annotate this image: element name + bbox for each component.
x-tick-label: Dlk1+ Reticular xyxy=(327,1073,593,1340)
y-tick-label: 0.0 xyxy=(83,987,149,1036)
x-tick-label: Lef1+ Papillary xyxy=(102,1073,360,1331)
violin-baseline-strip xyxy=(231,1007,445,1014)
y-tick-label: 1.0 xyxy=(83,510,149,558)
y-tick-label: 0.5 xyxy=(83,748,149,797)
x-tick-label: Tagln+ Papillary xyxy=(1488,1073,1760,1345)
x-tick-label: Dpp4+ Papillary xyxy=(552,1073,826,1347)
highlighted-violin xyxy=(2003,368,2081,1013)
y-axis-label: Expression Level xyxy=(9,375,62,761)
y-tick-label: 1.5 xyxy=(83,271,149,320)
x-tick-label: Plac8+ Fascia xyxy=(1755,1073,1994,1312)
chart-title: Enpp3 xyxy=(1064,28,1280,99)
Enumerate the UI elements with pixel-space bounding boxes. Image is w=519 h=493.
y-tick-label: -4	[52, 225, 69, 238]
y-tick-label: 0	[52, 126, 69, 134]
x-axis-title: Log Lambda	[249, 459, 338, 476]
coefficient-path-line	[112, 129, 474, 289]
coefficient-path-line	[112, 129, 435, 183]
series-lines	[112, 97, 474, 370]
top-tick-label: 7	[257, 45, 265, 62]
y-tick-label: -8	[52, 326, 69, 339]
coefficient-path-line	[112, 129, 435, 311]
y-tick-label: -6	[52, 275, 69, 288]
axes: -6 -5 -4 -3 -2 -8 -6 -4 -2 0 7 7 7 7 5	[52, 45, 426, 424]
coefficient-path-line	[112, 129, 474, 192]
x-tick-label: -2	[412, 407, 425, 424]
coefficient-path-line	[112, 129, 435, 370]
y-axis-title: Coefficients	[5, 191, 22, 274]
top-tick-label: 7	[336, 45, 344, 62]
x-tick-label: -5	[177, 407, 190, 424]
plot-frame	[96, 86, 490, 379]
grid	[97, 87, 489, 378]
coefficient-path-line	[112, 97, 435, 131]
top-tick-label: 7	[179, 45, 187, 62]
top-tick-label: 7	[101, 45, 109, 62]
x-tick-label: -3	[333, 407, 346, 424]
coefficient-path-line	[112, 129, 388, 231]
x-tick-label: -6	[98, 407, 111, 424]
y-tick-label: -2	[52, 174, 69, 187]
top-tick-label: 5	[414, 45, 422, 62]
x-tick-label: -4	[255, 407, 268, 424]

THE TASK — Convert every line of the material above into a JSON list of strings, one string per line, leaving out blank lines.

REPLY TO THE TASK —
[
  "annotate this image: element name + bbox for each component.",
  "x-tick-label: Dlk1+ Reticular xyxy=(327,1073,593,1340)",
  "y-tick-label: 0.0 xyxy=(83,987,149,1036)",
  "x-tick-label: Lef1+ Papillary xyxy=(102,1073,360,1331)",
  "violin-baseline-strip xyxy=(231,1007,445,1014)",
  "y-tick-label: 1.0 xyxy=(83,510,149,558)",
  "y-tick-label: 0.5 xyxy=(83,748,149,797)",
  "x-tick-label: Tagln+ Papillary xyxy=(1488,1073,1760,1345)",
  "x-tick-label: Dpp4+ Papillary xyxy=(552,1073,826,1347)",
  "highlighted-violin xyxy=(2003,368,2081,1013)",
  "y-axis-label: Expression Level xyxy=(9,375,62,761)",
  "y-tick-label: 1.5 xyxy=(83,271,149,320)",
  "x-tick-label: Plac8+ Fascia xyxy=(1755,1073,1994,1312)",
  "chart-title: Enpp3 xyxy=(1064,28,1280,99)",
  "Enumerate the UI elements with pixel-space bounding boxes. Image is w=519 h=493.",
  "y-tick-label: -4\t[52, 225, 69, 238]",
  "y-tick-label: 0\t[52, 126, 69, 134]",
  "x-axis-title: Log Lambda\t[249, 459, 338, 476]",
  "coefficient-path-line\t[112, 129, 474, 289]",
  "coefficient-path-line\t[112, 129, 435, 183]",
  "series-lines\t[112, 97, 474, 370]",
  "top-tick-label: 7\t[257, 45, 265, 62]",
  "y-tick-label: -8\t[52, 326, 69, 339]",
  "coefficient-path-line\t[112, 129, 435, 311]",
  "y-tick-label: -6\t[52, 275, 69, 288]",
  "axes: -6 -5 -4 -3 -2 -8 -6 -4 -2 0 7 7 7 7 5\t[52, 45, 426, 424]",
  "coefficient-path-line\t[112, 129, 474, 192]",
  "x-tick-label: -2\t[412, 407, 425, 424]",
  "coefficient-path-line\t[112, 129, 435, 370]",
  "y-axis-title: Coefficients\t[5, 191, 22, 274]",
  "top-tick-label: 7\t[336, 45, 344, 62]",
  "x-tick-label: -5\t[177, 407, 190, 424]",
  "plot-frame\t[96, 86, 490, 379]",
  "grid\t[97, 87, 489, 378]",
  "coefficient-path-line\t[112, 97, 435, 131]",
  "top-tick-label: 7\t[179, 45, 187, 62]",
  "top-tick-label: 7\t[101, 45, 109, 62]",
  "x-tick-label: -3\t[333, 407, 346, 424]",
  "coefficient-path-line\t[112, 129, 388, 231]",
  "x-tick-label: -6\t[98, 407, 111, 424]",
  "y-tick-label: -2\t[52, 174, 69, 187]",
  "top-tick-label: 5\t[414, 45, 422, 62]",
  "x-tick-label: -4\t[255, 407, 268, 424]"
]